↓↓↓

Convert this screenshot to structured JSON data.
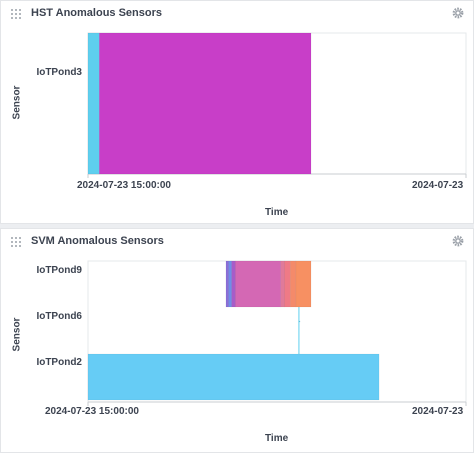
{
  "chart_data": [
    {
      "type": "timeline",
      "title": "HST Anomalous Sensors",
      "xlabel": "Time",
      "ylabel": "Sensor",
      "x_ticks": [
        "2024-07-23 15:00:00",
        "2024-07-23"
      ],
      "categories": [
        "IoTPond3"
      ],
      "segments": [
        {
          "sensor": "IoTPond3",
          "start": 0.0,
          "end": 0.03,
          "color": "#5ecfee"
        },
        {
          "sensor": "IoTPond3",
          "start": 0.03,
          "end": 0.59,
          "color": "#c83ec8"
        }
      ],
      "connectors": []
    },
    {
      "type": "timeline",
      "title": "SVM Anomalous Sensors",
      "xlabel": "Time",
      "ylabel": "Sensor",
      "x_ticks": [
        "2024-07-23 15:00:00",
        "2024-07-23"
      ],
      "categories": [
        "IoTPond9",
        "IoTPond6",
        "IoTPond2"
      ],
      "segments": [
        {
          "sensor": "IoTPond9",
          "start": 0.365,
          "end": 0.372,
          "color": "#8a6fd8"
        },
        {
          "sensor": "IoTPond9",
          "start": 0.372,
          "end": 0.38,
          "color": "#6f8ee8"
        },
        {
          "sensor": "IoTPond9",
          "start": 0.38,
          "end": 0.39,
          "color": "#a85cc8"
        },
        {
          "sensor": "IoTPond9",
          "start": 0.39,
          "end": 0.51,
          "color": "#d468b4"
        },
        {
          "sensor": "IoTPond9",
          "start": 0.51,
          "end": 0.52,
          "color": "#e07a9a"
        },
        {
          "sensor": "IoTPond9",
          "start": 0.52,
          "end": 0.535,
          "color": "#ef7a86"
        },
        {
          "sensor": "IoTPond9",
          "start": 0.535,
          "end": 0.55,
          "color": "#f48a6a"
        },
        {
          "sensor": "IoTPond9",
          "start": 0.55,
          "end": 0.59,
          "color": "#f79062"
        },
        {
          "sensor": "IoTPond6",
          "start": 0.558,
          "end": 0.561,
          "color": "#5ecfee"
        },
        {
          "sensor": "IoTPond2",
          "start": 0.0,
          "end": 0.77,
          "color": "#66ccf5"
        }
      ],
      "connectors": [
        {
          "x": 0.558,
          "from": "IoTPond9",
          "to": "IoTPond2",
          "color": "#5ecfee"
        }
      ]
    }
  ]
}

↑↑↑

WORK TO BE COMPLETED —
Leave the pictures out and reproduce each record exactly as written.

CORRECT ANSWER —
Convert this screenshot to structured JSON data.
{
  "chart_data": [
    {
      "type": "timeline",
      "title": "HST Anomalous Sensors",
      "xlabel": "Time",
      "ylabel": "Sensor",
      "x_ticks": [
        "2024-07-23 15:00:00",
        "2024-07-23"
      ],
      "categories": [
        "IoTPond3"
      ],
      "segments": [
        {
          "sensor": "IoTPond3",
          "start": 0.0,
          "end": 0.03,
          "color": "#5ecfee"
        },
        {
          "sensor": "IoTPond3",
          "start": 0.03,
          "end": 0.59,
          "color": "#c83ec8"
        }
      ],
      "connectors": []
    },
    {
      "type": "timeline",
      "title": "SVM Anomalous Sensors",
      "xlabel": "Time",
      "ylabel": "Sensor",
      "x_ticks": [
        "2024-07-23 15:00:00",
        "2024-07-23"
      ],
      "categories": [
        "IoTPond9",
        "IoTPond6",
        "IoTPond2"
      ],
      "segments": [
        {
          "sensor": "IoTPond9",
          "start": 0.365,
          "end": 0.372,
          "color": "#8a6fd8"
        },
        {
          "sensor": "IoTPond9",
          "start": 0.372,
          "end": 0.38,
          "color": "#6f8ee8"
        },
        {
          "sensor": "IoTPond9",
          "start": 0.38,
          "end": 0.39,
          "color": "#a85cc8"
        },
        {
          "sensor": "IoTPond9",
          "start": 0.39,
          "end": 0.51,
          "color": "#d468b4"
        },
        {
          "sensor": "IoTPond9",
          "start": 0.51,
          "end": 0.52,
          "color": "#e07a9a"
        },
        {
          "sensor": "IoTPond9",
          "start": 0.52,
          "end": 0.535,
          "color": "#ef7a86"
        },
        {
          "sensor": "IoTPond9",
          "start": 0.535,
          "end": 0.55,
          "color": "#f48a6a"
        },
        {
          "sensor": "IoTPond9",
          "start": 0.55,
          "end": 0.59,
          "color": "#f79062"
        },
        {
          "sensor": "IoTPond6",
          "start": 0.558,
          "end": 0.561,
          "color": "#5ecfee"
        },
        {
          "sensor": "IoTPond2",
          "start": 0.0,
          "end": 0.77,
          "color": "#66ccf5"
        }
      ],
      "connectors": [
        {
          "x": 0.558,
          "from": "IoTPond9",
          "to": "IoTPond2",
          "color": "#5ecfee"
        }
      ]
    }
  ]
}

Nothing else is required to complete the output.